• Task brief:
Without the pictures, return all of the material exactly as written.

• Data for this task:
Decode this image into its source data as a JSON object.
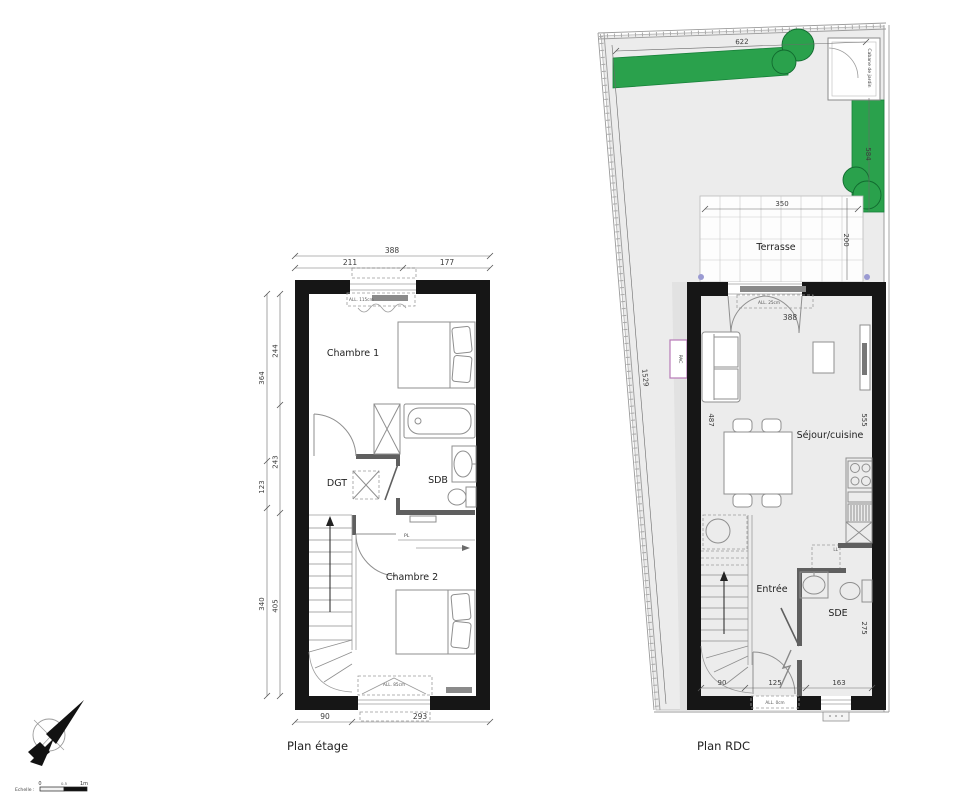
{
  "colors": {
    "wall": "#161616",
    "partition": "#5f5f5f",
    "furniture": "#8f8f8f",
    "hedge_fill": "#2aa14c",
    "hedge_stroke": "#178039",
    "garden_fill": "#ececec",
    "pac_border": "#b77ab7",
    "marker_dot": "#9a9ad2",
    "radiator": "#8a8a8a"
  },
  "etage": {
    "title": "Plan étage",
    "rooms": {
      "chambre1": "Chambre 1",
      "dgt": "DGT",
      "sdb": "SDB",
      "chambre2": "Chambre 2"
    },
    "labels": {
      "window_top": "ALL. 115cm",
      "window_bottom": "ALL. 85cm",
      "closet": "PL"
    },
    "dims": {
      "top_total": "388",
      "top_left": "211",
      "top_right": "177",
      "left_outer": [
        "364",
        "123",
        "340"
      ],
      "left_inner": [
        "244",
        "243",
        "405"
      ],
      "bottom_left": "90",
      "bottom_right": "293"
    }
  },
  "rdc": {
    "title": "Plan RDC",
    "rooms": {
      "terrasse": "Terrasse",
      "sejour": "Séjour/cuisine",
      "entree": "Entrée",
      "sde": "SDE"
    },
    "labels": {
      "cabane": "Cabane de jardin",
      "pac": "PAC",
      "ll": "LL",
      "window_top": "ALL. 25cm",
      "door_bottom": "ALL. 0cm"
    },
    "dims": {
      "garden_top": "622",
      "garden_left": "1529",
      "hedge_right": "584",
      "terrasse_width": "350",
      "terrasse_depth": "200",
      "sejour_width": "388",
      "sejour_depth": "487",
      "kitchen_wall": "555",
      "sde_depth": "275",
      "bottom": [
        "90",
        "125",
        "163"
      ]
    }
  },
  "legend": {
    "scale_label": "Echelle :",
    "tick_0": "0",
    "tick_mid": "0.5",
    "tick_1": "1m"
  }
}
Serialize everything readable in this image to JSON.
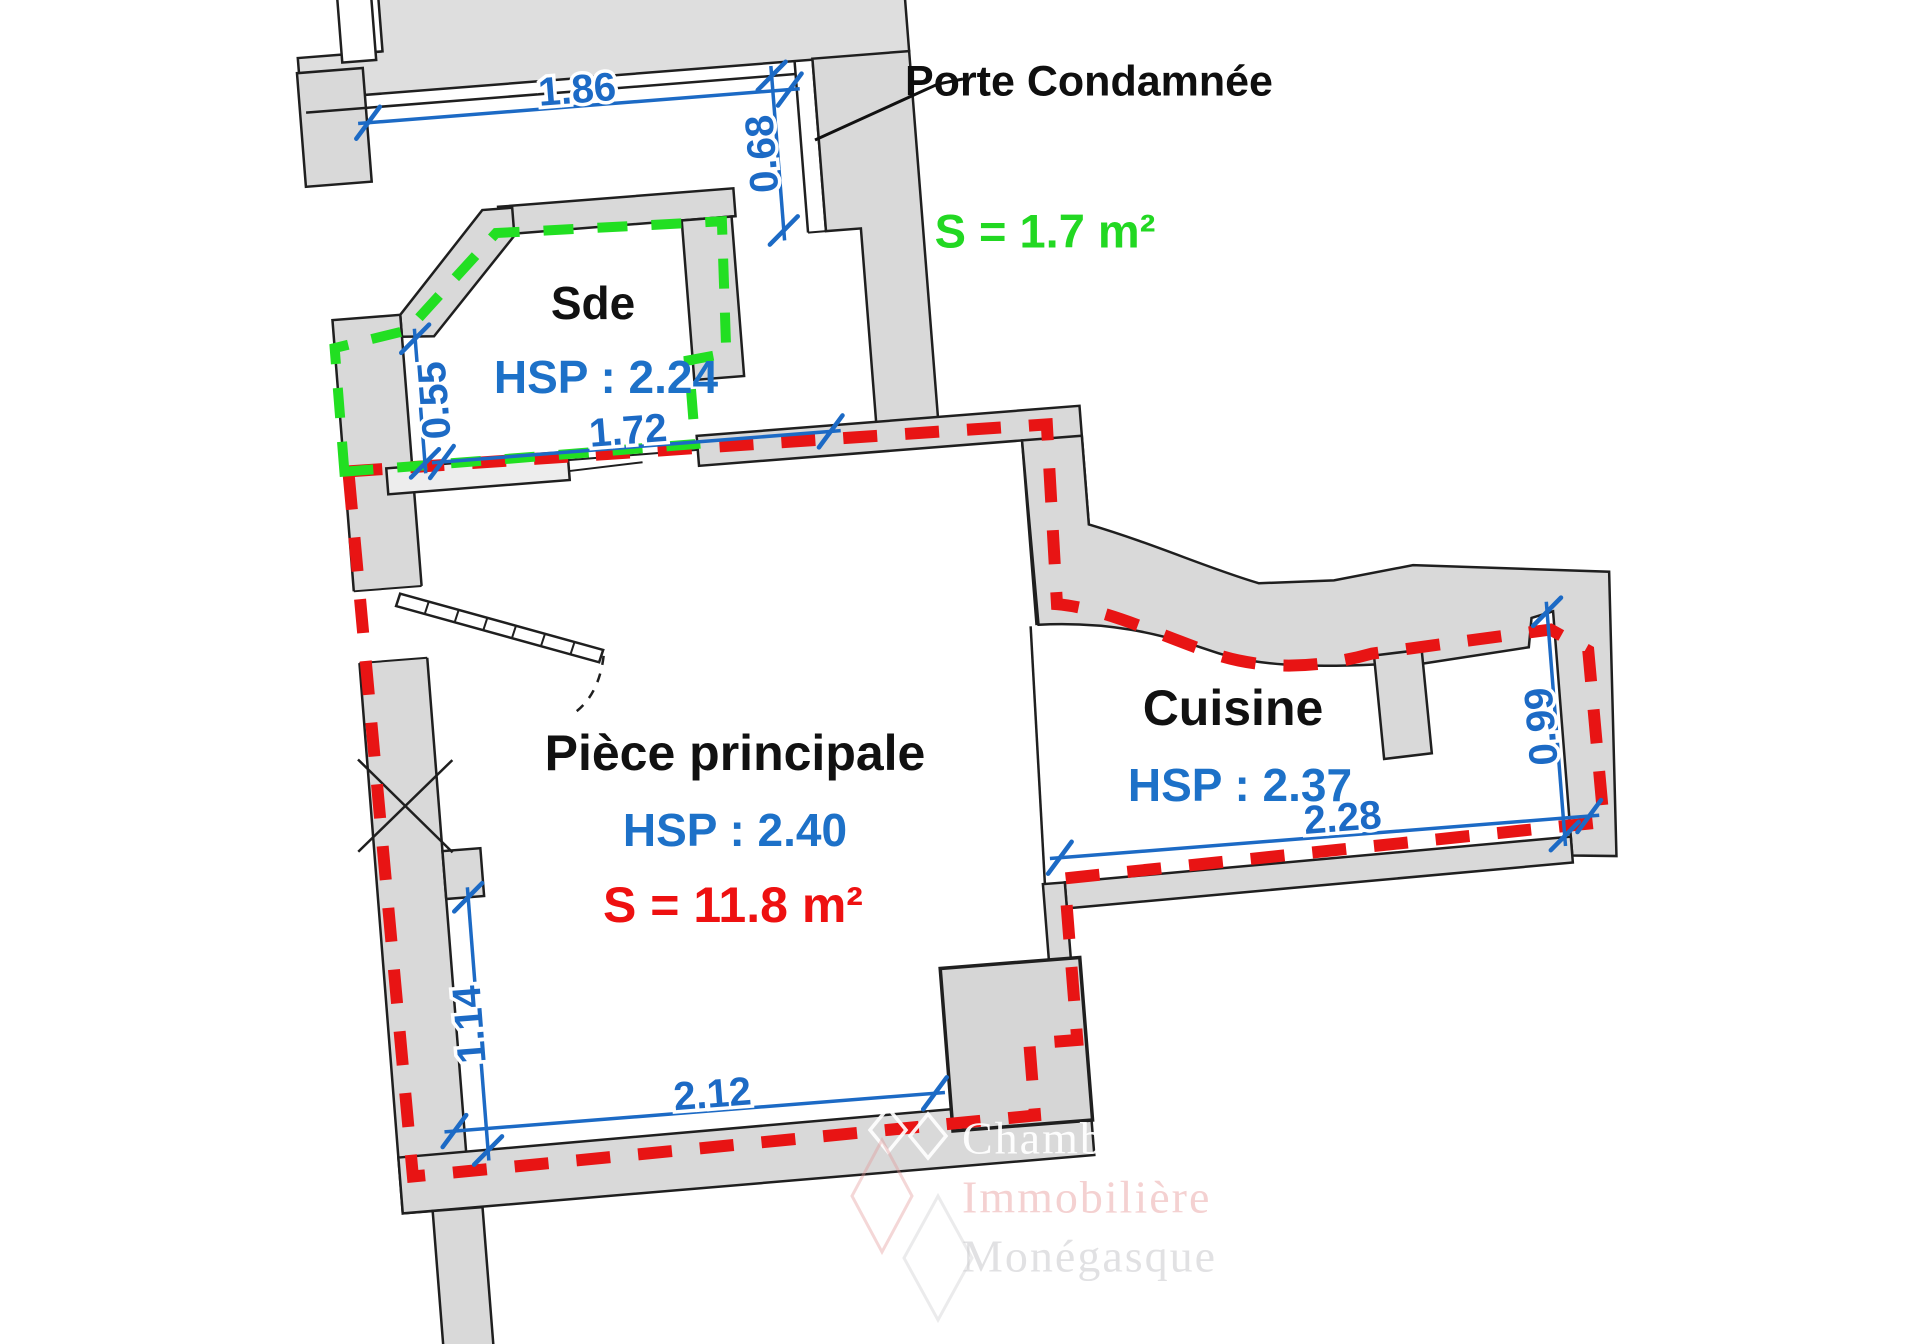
{
  "plan_type": "floor-plan",
  "rooms": [
    {
      "id": "sde",
      "name": "Sde",
      "hsp_label": "HSP : 2.24",
      "area_label": "S = 1.7 m²"
    },
    {
      "id": "piece-principale",
      "name": "Pièce principale",
      "hsp_label": "HSP : 2.40",
      "area_label": "S = 11.8 m²"
    },
    {
      "id": "cuisine",
      "name": "Cuisine",
      "hsp_label": "HSP : 2.37"
    }
  ],
  "annotations": {
    "condemned_door_label": "Porte Condamnée"
  },
  "dimensions_m": {
    "top_wall": "1.86",
    "condemned_door": "0.68",
    "sde_width": "1.72",
    "sde_left_height": "0.55",
    "pp_left_height": "1.14",
    "pp_bottom_width": "2.12",
    "cuisine_bottom_width": "2.28",
    "cuisine_right_height": "0.99"
  },
  "colors": {
    "dimension_blue": "#1c6ac5",
    "hsp_blue": "#1d71c8",
    "perimeter_red": "#e81414",
    "area_red": "#ee1111",
    "sde_green": "#22df22",
    "area_green": "#22d822",
    "wall_gray": "#d9d9d9",
    "label_black": "#111111"
  },
  "watermark": {
    "line1": "Chambre",
    "line2": "Immobilière",
    "line3": "Monégasque"
  }
}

• Written solution:
Decode this image into its source data as a JSON object.
{
  "colors": {
    "wall": "#161616",
    "partition": "#5f5f5f",
    "furniture": "#8f8f8f",
    "hedge_fill": "#2aa14c",
    "hedge_stroke": "#178039",
    "garden_fill": "#ececec",
    "pac_border": "#b77ab7",
    "marker_dot": "#9a9ad2",
    "radiator": "#8a8a8a"
  },
  "etage": {
    "title": "Plan étage",
    "rooms": {
      "chambre1": "Chambre 1",
      "dgt": "DGT",
      "sdb": "SDB",
      "chambre2": "Chambre 2"
    },
    "labels": {
      "window_top": "ALL. 115cm",
      "window_bottom": "ALL. 85cm",
      "closet": "PL"
    },
    "dims": {
      "top_total": "388",
      "top_left": "211",
      "top_right": "177",
      "left_outer": [
        "364",
        "123",
        "340"
      ],
      "left_inner": [
        "244",
        "243",
        "405"
      ],
      "bottom_left": "90",
      "bottom_right": "293"
    }
  },
  "rdc": {
    "title": "Plan RDC",
    "rooms": {
      "terrasse": "Terrasse",
      "sejour": "Séjour/cuisine",
      "entree": "Entrée",
      "sde": "SDE"
    },
    "labels": {
      "cabane": "Cabane de jardin",
      "pac": "PAC",
      "ll": "LL",
      "window_top": "ALL. 25cm",
      "door_bottom": "ALL. 0cm"
    },
    "dims": {
      "garden_top": "622",
      "garden_left": "1529",
      "hedge_right": "584",
      "terrasse_width": "350",
      "terrasse_depth": "200",
      "sejour_width": "388",
      "sejour_depth": "487",
      "kitchen_wall": "555",
      "sde_depth": "275",
      "bottom": [
        "90",
        "125",
        "163"
      ]
    }
  },
  "legend": {
    "scale_label": "Echelle :",
    "tick_0": "0",
    "tick_mid": "0.5",
    "tick_1": "1m"
  }
}
Serialize everything readable in this image to JSON.
{
  "plan_type": "floor-plan",
  "rooms": [
    {
      "id": "sde",
      "name": "Sde",
      "hsp_label": "HSP : 2.24",
      "area_label": "S = 1.7 m²"
    },
    {
      "id": "piece-principale",
      "name": "Pièce principale",
      "hsp_label": "HSP : 2.40",
      "area_label": "S = 11.8 m²"
    },
    {
      "id": "cuisine",
      "name": "Cuisine",
      "hsp_label": "HSP : 2.37"
    }
  ],
  "annotations": {
    "condemned_door_label": "Porte Condamnée"
  },
  "dimensions_m": {
    "top_wall": "1.86",
    "condemned_door": "0.68",
    "sde_width": "1.72",
    "sde_left_height": "0.55",
    "pp_left_height": "1.14",
    "pp_bottom_width": "2.12",
    "cuisine_bottom_width": "2.28",
    "cuisine_right_height": "0.99"
  },
  "colors": {
    "dimension_blue": "#1c6ac5",
    "hsp_blue": "#1d71c8",
    "perimeter_red": "#e81414",
    "area_red": "#ee1111",
    "sde_green": "#22df22",
    "area_green": "#22d822",
    "wall_gray": "#d9d9d9",
    "label_black": "#111111"
  },
  "watermark": {
    "line1": "Chambre",
    "line2": "Immobilière",
    "line3": "Monégasque"
  }
}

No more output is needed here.